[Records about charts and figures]
+ + +
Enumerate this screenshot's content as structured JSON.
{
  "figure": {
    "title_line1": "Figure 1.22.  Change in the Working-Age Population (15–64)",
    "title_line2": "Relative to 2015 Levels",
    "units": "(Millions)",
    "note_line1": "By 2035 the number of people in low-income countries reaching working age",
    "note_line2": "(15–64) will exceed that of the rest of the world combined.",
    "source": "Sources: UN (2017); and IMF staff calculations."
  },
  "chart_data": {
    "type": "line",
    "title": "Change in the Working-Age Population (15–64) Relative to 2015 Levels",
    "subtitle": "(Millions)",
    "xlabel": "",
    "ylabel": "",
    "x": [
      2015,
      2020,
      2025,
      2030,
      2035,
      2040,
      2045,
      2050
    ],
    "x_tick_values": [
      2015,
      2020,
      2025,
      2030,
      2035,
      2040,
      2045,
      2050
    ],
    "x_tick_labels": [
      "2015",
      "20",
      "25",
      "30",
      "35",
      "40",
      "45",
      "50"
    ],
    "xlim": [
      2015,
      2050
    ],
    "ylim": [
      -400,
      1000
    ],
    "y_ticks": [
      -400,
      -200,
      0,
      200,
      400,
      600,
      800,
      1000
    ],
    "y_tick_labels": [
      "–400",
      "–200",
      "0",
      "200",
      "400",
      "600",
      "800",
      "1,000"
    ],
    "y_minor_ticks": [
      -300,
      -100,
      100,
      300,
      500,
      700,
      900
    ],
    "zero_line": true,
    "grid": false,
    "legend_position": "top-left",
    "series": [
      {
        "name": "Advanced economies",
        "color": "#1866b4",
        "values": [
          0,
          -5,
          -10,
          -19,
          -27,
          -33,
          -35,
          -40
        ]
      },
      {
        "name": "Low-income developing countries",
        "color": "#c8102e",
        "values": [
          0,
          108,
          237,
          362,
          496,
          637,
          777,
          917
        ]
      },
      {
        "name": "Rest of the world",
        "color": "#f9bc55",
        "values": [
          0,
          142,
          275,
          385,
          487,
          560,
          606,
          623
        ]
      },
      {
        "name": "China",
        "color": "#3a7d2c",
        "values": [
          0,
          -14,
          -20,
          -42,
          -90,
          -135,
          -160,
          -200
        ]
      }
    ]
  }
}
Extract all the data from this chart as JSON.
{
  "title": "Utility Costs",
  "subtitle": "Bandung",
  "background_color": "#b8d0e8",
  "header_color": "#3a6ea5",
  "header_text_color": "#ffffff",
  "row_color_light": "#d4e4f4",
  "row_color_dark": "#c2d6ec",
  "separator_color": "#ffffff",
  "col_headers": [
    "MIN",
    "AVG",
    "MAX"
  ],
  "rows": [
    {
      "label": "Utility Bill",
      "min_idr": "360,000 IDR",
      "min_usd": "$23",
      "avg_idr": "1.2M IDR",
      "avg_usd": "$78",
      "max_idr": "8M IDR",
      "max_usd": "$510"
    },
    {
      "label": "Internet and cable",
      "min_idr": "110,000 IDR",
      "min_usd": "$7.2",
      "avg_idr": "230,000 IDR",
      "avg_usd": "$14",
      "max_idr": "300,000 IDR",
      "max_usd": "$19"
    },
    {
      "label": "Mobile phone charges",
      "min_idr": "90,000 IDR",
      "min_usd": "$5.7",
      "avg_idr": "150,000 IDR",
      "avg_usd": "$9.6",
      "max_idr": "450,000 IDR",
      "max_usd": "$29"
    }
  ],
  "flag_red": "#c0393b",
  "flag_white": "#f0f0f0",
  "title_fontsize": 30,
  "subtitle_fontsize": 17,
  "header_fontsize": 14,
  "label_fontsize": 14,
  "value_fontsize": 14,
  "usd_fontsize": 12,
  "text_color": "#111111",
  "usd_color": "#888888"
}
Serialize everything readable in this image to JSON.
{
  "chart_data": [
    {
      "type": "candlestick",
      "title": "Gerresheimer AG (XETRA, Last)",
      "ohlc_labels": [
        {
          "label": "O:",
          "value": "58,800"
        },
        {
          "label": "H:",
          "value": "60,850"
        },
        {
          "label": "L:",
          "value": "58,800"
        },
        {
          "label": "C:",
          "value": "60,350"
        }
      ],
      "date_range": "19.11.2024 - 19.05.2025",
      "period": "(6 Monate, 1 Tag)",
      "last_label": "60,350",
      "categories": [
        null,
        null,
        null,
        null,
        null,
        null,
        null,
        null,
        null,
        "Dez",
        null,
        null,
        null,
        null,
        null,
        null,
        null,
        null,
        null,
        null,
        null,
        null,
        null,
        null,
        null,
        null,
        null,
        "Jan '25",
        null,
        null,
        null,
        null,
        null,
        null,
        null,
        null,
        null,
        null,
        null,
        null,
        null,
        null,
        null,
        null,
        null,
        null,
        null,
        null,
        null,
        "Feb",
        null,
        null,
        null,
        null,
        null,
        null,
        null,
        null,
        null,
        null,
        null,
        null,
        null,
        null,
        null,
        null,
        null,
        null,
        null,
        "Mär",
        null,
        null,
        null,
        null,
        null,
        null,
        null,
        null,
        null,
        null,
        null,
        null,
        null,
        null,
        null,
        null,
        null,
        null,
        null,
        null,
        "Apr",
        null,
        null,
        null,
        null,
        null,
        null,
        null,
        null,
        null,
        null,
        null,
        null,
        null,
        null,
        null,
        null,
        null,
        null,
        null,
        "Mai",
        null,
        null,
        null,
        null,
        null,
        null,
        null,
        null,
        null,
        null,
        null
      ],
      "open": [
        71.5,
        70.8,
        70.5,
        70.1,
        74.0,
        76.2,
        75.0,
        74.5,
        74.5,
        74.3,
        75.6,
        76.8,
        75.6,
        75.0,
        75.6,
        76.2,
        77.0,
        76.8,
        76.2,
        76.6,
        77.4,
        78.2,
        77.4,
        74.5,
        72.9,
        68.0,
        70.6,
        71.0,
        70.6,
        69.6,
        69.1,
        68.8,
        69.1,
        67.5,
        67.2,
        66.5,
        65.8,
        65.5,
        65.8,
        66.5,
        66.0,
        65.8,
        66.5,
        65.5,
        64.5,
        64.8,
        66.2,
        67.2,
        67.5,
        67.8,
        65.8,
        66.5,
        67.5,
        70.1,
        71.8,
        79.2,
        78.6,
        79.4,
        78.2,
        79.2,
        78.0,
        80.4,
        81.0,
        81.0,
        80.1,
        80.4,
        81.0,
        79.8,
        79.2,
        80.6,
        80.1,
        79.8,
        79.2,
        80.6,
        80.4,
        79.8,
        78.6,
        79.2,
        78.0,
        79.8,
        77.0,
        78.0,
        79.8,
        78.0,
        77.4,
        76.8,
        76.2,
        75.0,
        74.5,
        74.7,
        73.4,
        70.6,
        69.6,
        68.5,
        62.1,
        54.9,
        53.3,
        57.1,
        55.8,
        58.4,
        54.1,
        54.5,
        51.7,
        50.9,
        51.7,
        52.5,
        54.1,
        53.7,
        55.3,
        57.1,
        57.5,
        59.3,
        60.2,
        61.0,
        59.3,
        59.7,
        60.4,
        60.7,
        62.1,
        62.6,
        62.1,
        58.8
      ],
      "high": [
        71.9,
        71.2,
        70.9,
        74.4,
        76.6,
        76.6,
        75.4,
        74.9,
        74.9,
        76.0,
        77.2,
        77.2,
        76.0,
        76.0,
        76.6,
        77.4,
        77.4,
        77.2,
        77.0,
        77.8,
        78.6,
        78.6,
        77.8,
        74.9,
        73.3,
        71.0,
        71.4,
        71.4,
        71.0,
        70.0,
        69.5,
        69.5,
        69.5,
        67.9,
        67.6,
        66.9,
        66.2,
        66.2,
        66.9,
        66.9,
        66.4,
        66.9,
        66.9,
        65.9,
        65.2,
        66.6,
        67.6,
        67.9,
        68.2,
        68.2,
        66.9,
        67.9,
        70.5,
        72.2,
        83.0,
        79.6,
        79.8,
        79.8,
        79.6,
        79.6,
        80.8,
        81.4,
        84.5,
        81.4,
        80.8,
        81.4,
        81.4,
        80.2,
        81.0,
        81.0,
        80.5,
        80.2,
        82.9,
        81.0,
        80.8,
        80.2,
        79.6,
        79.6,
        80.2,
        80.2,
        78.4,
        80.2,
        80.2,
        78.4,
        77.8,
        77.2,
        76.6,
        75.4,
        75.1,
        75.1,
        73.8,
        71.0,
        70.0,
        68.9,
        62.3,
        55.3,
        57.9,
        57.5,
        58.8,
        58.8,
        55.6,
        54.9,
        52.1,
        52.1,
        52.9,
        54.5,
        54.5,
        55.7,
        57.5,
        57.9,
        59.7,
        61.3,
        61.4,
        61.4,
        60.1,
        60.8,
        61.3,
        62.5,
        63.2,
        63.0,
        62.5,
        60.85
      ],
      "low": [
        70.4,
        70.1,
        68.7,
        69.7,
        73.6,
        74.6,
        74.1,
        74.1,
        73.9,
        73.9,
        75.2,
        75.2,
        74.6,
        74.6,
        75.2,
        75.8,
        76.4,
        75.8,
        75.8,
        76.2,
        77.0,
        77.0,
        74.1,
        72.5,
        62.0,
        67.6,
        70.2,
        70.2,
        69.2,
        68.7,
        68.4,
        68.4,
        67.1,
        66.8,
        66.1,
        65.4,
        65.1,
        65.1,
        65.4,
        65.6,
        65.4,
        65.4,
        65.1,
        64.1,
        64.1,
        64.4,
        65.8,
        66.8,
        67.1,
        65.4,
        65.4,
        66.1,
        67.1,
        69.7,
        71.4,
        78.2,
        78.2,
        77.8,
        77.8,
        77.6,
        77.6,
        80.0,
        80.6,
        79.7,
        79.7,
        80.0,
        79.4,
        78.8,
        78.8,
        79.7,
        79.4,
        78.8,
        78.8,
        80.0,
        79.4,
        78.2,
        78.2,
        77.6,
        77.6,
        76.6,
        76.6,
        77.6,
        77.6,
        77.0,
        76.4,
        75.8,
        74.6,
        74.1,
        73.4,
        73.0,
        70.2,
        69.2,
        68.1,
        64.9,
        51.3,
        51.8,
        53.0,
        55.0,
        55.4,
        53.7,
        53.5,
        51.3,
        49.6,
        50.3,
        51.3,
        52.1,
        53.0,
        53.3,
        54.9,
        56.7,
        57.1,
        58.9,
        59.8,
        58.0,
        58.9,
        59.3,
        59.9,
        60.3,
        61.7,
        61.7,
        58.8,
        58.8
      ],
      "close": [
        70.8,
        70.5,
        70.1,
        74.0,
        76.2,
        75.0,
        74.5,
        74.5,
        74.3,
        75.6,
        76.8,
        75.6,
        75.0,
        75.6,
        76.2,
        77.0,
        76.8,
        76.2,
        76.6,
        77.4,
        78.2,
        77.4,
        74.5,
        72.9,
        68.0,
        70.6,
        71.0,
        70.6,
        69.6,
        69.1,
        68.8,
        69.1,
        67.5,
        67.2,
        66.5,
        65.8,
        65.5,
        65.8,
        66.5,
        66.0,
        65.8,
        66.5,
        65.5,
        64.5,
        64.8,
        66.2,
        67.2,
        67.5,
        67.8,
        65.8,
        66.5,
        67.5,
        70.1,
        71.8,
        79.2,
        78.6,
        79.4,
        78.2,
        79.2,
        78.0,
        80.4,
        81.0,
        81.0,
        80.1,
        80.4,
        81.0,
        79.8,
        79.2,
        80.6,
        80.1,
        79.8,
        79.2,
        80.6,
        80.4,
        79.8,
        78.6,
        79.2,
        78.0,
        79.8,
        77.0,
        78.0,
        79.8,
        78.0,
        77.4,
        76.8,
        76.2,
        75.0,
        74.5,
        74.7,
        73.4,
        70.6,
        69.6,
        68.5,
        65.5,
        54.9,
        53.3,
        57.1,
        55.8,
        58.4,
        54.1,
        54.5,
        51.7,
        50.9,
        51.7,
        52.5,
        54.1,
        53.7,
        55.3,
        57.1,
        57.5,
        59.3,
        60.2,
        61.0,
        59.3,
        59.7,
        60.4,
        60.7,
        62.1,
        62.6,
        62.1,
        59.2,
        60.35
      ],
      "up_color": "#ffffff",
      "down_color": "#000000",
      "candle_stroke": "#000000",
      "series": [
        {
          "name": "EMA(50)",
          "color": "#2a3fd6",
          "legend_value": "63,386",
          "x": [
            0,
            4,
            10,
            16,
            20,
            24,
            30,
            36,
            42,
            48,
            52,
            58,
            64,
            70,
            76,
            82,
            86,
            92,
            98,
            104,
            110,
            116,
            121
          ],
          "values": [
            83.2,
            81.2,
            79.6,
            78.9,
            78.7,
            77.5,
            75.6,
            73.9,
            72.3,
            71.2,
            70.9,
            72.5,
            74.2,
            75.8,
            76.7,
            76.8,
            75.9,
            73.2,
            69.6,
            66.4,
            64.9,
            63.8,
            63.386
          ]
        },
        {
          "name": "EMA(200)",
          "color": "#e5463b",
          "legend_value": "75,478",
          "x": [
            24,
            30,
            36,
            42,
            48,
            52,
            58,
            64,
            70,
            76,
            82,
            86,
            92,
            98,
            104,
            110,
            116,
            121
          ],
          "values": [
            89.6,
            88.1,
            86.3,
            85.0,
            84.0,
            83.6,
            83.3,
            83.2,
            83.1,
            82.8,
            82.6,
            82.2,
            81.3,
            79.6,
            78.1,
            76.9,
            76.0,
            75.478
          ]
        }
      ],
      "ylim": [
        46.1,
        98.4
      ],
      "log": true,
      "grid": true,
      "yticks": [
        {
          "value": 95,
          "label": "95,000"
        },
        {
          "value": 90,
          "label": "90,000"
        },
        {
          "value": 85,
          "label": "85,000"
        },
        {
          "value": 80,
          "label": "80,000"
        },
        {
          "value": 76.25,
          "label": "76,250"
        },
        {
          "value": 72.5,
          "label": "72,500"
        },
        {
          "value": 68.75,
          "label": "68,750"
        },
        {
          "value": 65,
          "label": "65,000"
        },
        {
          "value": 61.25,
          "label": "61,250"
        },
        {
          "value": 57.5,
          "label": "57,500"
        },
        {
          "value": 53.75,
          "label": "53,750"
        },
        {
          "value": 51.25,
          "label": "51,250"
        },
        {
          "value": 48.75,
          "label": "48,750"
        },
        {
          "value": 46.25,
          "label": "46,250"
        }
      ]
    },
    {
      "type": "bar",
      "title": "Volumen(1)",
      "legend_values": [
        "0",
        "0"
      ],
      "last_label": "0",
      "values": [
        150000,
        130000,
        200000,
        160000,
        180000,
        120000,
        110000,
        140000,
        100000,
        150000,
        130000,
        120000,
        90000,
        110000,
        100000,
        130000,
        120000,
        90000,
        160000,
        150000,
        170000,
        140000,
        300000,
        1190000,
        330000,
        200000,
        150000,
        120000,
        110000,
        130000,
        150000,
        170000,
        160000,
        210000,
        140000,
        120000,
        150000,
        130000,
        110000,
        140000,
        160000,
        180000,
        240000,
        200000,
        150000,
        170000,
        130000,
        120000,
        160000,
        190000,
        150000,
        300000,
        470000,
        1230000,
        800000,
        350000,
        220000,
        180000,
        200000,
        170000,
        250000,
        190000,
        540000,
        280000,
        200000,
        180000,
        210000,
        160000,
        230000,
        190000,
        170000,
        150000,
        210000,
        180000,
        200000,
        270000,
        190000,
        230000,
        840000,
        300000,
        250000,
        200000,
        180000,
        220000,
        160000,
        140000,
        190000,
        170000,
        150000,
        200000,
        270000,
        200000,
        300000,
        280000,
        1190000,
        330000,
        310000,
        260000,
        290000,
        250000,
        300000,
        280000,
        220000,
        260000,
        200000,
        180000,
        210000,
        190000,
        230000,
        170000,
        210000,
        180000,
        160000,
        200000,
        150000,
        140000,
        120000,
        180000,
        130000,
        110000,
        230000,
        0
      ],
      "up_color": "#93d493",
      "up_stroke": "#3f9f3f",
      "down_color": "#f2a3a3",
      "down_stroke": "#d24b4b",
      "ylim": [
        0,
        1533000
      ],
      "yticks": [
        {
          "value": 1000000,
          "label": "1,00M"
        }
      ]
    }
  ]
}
+ + +
_Instruction:_
Make a copy of each line that contains the string "Levels".

_Response for this exercise:_
    "title_line2": "Relative to 2015 Levels",
    "title": "Change in the Working-Age Population (15–64) Relative to 2015 Levels",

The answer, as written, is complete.